» **TASK INSTRUCTIONS**
Please output the lines shown below exactly as they appear.

(Stored records)

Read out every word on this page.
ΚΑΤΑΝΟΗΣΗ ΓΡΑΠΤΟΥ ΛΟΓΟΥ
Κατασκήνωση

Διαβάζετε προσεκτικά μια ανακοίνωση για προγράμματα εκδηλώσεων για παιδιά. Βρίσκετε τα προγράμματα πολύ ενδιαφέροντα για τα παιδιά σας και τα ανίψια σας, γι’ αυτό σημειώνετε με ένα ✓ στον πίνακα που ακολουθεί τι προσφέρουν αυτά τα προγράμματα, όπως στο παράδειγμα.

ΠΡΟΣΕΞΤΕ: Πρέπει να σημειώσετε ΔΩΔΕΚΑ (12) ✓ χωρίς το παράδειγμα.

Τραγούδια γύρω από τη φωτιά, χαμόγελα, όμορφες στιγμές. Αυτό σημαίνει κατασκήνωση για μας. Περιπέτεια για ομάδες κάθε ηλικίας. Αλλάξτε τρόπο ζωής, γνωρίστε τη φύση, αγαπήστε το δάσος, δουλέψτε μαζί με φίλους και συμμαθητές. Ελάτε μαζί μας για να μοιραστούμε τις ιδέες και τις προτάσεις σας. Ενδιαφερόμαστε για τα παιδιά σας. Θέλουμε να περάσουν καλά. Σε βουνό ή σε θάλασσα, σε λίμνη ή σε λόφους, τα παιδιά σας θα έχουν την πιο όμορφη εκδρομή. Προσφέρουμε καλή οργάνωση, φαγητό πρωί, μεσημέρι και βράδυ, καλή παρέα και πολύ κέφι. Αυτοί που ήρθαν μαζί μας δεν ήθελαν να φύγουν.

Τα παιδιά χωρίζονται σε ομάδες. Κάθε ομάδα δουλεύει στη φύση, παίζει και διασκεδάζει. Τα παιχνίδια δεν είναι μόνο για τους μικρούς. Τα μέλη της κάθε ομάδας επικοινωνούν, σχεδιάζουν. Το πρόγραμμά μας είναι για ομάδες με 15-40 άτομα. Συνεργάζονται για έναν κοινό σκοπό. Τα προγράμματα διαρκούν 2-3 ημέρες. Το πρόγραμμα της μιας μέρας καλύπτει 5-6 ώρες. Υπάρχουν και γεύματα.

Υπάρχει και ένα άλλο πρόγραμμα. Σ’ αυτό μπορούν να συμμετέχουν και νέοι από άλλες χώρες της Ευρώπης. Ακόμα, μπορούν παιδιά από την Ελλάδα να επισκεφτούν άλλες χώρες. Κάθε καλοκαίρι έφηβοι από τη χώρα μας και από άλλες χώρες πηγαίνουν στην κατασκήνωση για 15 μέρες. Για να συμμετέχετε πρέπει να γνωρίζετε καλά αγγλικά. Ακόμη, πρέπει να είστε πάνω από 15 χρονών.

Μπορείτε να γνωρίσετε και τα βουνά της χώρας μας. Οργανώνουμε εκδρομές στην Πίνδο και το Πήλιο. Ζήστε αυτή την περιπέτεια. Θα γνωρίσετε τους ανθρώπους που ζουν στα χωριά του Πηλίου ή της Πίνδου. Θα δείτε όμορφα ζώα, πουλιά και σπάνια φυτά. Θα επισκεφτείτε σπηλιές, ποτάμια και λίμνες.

» **COMPLETED TASK**
Read out every word on this page.
ΚΑΤΑΝΟΗΣΗ ΓΡΑΠΤΟΥ ΛΟΓΟΥ
Κατασκήνωση

Διαβάζετε προσεκτικά μια ανακοίνωση για προγράμματα εκδηλώσεων για παιδιά. Βρίσκετε τα προγράμματα πολύ ενδιαφέροντα για τα παιδιά σας και τα ανίψια σας, γι’ αυτό σημειώνετε με ένα ✓ στον πίνακα που ακολουθεί τι προσφέρουν αυτά τα προγράμματα, όπως στο παράδειγμα.

ΠΡΟΣΕΞΤΕ: Πρέπει να σημειώσετε ΔΩΔΕΚΑ (12) ✓ χωρίς το παράδειγμα.

Τραγούδια γύρω από τη φωτιά, χαμόγελα, όμορφες στιγμές. Αυτό σημαίνει κατασκήνωση για μας. Περιπέτεια για ομάδες κάθε ηλικίας. Αλλάξτε τρόπο ζωής, γνωρίστε τη φύση, αγαπήστε το δάσος, δουλέψτε μαζί με φίλους και συμμαθητές. Ελάτε μαζί μας για να μοιραστούμε τις ιδέες και τις προτάσεις σας. Ενδιαφερόμαστε για τα παιδιά σας. Θέλουμε να περάσουν καλά. Σε βουνό ή σε θάλασσα, σε λίμνη ή σε λόφους, τα παιδιά σας θα έχουν την πιο όμορφη εκδρομή. Προσφέρουμε καλή οργάνωση, φαγητό πρωί, μεσημέρι και βράδυ, καλή παρέα και πολύ κέφι. Αυτοί που ήρθαν μαζί μας δεν ήθελαν να φύγουν.

Τα παιδιά χωρίζονται σε ομάδες. Κάθε ομάδα δουλεύει στη φύση, παίζει και διασκεδάζει. Τα παιχνίδια δεν είναι μόνο για τους μικρούς. Τα μέλη της κάθε ομάδας επικοινωνούν, σχεδιάζουν. Το πρόγραμμά μας είναι για ομάδες με 15-40 άτομα. Συνεργάζονται για έναν κοινό σκοπό. Τα προγράμματα διαρκούν 2-3 ημέρες. Το πρόγραμμα της μιας μέρας καλύπτει 5-6 ώρες. Υπάρχουν και γεύματα.

Υπάρχει και ένα άλλο πρόγραμμα. Σ’ αυτό μπορούν να συμμετέχουν και νέοι από άλλες χώρες της Ευρώπης. Ακόμα, μπορούν παιδιά από την Ελλάδα να επισκεφτούν άλλες χώρες. Κάθε καλοκαίρι έφηβοι από τη χώρα μας και από άλλες χώρες πηγαίνουν στην κατασκήνωση για 15 μέρες. Για να συμμετέχετε πρέπει να γνωρίζετε καλά αγγλικά. Ακόμη, πρέπει να είστε πάνω από 15 χρονών.

Μπορείτε να γνωρίσετε και τα βουνά της χώρας μας. Οργανώνουμε εκδρομές στην Πίνδο και το Πήλιο. Ζήστε αυτή την περιπέτεια. Θα γνωρίσετε τους ανθρώπους που ζουν στα χωριά του Πηλίου ή της Πίνδου. Θα δείτε όμορφα ζώα, πουλιά και σπάνια φυτά. Θα επισκεφτείτε σπηλιές, ποτάμια και λίμνες.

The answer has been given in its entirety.